▸ STATED PROBLEM: Answer with one number: how many lines hold "JSON".

▸ EXERCISE MATERIALS:
>> BEGIN

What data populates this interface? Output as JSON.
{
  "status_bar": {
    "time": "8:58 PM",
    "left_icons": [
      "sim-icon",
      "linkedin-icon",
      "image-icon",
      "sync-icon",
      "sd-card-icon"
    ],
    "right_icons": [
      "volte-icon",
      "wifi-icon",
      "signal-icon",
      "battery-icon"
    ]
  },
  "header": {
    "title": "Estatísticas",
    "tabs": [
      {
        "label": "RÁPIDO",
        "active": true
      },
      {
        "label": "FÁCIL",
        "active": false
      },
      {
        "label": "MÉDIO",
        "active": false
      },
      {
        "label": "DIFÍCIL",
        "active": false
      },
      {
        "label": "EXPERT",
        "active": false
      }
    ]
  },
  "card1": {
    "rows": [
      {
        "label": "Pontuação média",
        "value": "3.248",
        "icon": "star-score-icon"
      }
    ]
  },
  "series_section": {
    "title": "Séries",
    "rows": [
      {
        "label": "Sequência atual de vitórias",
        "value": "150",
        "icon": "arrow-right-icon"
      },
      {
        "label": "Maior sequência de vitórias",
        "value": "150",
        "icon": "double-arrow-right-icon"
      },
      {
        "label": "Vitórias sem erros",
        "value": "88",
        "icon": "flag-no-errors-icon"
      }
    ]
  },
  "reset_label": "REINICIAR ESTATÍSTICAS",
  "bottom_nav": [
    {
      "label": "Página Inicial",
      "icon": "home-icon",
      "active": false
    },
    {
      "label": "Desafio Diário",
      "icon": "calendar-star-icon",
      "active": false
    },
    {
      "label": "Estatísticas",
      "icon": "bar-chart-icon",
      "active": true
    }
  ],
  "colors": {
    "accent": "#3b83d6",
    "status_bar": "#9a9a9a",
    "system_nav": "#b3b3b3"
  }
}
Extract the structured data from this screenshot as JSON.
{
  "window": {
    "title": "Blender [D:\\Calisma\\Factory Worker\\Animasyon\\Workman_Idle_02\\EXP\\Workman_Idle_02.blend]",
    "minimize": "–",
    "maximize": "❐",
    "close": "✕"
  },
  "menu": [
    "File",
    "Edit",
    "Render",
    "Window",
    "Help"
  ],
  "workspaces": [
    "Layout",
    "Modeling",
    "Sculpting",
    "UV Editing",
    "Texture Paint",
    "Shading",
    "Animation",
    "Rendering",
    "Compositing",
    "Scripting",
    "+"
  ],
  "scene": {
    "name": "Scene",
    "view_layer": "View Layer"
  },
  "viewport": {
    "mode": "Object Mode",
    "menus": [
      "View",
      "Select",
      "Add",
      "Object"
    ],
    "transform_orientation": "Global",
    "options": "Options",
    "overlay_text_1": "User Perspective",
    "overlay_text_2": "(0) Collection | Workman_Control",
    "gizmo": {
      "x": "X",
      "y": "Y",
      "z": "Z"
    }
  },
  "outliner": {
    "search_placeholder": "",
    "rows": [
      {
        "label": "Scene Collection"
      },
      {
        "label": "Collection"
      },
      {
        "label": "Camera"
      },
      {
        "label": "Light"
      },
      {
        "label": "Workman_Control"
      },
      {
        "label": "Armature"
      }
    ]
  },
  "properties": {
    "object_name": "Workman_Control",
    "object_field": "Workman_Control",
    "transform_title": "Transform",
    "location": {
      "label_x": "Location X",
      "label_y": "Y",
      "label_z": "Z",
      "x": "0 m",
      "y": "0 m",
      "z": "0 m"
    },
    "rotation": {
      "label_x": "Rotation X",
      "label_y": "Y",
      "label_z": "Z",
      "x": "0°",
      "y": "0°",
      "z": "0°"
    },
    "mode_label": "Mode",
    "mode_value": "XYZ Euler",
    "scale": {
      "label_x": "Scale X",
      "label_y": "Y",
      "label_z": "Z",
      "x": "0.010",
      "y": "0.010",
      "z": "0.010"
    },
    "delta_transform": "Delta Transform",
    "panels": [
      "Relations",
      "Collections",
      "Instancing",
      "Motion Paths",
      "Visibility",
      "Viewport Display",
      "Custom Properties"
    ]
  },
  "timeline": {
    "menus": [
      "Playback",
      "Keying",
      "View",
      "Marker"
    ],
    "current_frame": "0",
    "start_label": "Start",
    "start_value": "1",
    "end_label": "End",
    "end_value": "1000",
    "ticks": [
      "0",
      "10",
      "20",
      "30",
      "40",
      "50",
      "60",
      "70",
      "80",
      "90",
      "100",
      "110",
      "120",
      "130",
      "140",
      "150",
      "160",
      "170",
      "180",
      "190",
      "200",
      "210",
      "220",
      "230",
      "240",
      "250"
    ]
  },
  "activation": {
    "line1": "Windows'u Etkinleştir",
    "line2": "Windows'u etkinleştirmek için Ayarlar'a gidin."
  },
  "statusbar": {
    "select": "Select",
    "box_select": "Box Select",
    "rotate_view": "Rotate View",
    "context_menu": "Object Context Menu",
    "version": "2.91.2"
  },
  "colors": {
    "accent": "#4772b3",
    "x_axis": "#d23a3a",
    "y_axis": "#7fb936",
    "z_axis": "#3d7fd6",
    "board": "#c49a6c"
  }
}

>> END

▸ RESPONSE TO THIS EXERCISE: 2